# Written instruction
For the entries below, how many lines include the word "true"? Give the figure and nothing more.

#### Data to use ####

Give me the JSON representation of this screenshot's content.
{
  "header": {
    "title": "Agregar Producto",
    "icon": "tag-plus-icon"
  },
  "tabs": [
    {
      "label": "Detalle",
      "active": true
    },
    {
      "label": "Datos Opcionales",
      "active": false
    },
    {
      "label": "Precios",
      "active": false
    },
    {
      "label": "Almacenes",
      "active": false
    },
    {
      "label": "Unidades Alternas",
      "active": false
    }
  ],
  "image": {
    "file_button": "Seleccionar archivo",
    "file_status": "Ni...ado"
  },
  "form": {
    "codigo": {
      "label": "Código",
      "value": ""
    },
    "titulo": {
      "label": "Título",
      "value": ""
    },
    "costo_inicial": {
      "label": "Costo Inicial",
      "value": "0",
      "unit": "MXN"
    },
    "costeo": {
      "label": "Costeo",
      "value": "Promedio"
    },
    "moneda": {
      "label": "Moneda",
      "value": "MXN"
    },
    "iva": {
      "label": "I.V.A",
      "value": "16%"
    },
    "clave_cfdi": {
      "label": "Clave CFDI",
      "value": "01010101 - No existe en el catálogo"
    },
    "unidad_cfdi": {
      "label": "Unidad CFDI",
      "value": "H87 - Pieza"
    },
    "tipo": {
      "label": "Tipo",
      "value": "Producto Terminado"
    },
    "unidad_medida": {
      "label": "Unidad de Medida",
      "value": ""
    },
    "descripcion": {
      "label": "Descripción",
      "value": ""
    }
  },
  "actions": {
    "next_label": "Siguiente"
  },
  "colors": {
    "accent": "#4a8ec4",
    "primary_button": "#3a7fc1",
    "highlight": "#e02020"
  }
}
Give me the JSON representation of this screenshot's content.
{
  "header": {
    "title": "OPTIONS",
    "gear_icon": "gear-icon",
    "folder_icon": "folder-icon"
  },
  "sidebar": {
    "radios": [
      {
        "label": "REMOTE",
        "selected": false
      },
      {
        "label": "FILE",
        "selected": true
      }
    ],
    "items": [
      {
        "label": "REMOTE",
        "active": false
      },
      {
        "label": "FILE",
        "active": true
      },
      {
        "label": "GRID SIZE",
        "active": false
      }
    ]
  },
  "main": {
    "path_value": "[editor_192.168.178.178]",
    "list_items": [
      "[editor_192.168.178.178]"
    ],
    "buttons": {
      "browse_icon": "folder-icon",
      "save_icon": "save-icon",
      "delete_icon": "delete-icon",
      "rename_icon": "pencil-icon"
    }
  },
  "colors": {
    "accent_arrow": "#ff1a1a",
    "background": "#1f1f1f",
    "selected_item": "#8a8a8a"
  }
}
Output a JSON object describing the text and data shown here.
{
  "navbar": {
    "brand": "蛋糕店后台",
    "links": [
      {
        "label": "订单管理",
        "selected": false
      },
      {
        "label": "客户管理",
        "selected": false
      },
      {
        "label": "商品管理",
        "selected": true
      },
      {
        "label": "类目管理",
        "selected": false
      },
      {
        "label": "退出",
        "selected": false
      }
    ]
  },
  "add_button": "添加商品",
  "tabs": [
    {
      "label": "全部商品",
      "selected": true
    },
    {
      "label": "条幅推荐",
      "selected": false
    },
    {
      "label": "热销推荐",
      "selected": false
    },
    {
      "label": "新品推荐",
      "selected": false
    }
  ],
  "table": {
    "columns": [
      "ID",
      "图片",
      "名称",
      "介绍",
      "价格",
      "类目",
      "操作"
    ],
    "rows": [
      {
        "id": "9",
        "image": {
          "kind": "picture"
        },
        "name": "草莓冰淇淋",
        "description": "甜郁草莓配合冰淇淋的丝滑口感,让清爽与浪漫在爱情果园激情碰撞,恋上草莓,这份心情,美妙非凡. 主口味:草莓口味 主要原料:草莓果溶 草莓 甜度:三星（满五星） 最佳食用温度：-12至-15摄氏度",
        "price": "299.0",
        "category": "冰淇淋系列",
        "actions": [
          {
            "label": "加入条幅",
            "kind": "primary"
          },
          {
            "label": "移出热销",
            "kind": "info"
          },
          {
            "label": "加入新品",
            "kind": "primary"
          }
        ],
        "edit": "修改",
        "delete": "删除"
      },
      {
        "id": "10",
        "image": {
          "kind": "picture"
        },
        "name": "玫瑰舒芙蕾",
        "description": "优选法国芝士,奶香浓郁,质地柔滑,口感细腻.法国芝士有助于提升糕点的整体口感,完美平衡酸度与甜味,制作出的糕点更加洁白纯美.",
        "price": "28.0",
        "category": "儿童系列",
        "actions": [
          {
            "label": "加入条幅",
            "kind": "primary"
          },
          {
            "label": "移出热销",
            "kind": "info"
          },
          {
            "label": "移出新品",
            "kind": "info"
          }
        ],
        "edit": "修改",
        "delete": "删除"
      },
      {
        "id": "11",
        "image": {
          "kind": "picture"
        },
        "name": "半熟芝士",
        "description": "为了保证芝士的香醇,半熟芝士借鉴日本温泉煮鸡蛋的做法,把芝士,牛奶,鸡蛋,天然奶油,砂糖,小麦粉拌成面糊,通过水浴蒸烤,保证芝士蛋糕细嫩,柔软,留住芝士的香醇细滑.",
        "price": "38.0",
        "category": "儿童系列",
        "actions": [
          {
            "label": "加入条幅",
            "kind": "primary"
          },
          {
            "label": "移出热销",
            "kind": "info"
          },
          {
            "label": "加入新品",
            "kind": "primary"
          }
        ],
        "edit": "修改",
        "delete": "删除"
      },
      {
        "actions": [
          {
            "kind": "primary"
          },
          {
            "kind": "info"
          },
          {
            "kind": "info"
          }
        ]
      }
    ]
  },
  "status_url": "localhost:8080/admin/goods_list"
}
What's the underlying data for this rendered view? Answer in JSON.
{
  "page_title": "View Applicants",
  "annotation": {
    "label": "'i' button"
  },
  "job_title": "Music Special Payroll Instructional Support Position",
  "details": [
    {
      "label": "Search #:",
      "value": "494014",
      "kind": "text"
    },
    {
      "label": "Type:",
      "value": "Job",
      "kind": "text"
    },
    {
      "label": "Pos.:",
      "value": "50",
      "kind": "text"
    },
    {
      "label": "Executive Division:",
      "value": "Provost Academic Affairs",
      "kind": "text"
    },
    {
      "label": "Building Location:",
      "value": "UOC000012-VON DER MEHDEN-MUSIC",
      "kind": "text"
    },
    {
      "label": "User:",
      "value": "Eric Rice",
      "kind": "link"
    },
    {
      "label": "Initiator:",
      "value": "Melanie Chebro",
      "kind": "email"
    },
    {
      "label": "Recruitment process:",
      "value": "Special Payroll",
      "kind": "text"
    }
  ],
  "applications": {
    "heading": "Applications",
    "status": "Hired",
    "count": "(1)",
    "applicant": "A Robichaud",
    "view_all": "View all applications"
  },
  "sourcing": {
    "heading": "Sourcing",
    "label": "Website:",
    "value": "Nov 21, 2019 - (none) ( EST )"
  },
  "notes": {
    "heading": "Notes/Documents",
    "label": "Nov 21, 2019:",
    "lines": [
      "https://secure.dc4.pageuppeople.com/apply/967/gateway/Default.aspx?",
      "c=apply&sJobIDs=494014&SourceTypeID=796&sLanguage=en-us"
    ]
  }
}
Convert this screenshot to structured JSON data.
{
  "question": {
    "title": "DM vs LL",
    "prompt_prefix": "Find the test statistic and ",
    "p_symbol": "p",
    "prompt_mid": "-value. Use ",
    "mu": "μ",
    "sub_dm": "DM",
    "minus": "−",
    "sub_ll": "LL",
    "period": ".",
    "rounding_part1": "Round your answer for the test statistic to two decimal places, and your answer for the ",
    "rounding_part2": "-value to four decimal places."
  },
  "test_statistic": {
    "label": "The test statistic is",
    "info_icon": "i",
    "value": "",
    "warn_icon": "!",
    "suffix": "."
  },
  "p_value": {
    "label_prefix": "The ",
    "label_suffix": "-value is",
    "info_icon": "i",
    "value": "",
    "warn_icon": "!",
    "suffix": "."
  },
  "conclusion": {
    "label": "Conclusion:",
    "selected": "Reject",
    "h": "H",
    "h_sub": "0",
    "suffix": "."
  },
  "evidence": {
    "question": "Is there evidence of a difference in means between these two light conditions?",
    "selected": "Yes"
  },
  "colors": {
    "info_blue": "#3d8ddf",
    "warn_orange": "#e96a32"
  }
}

####

# Expected answer
5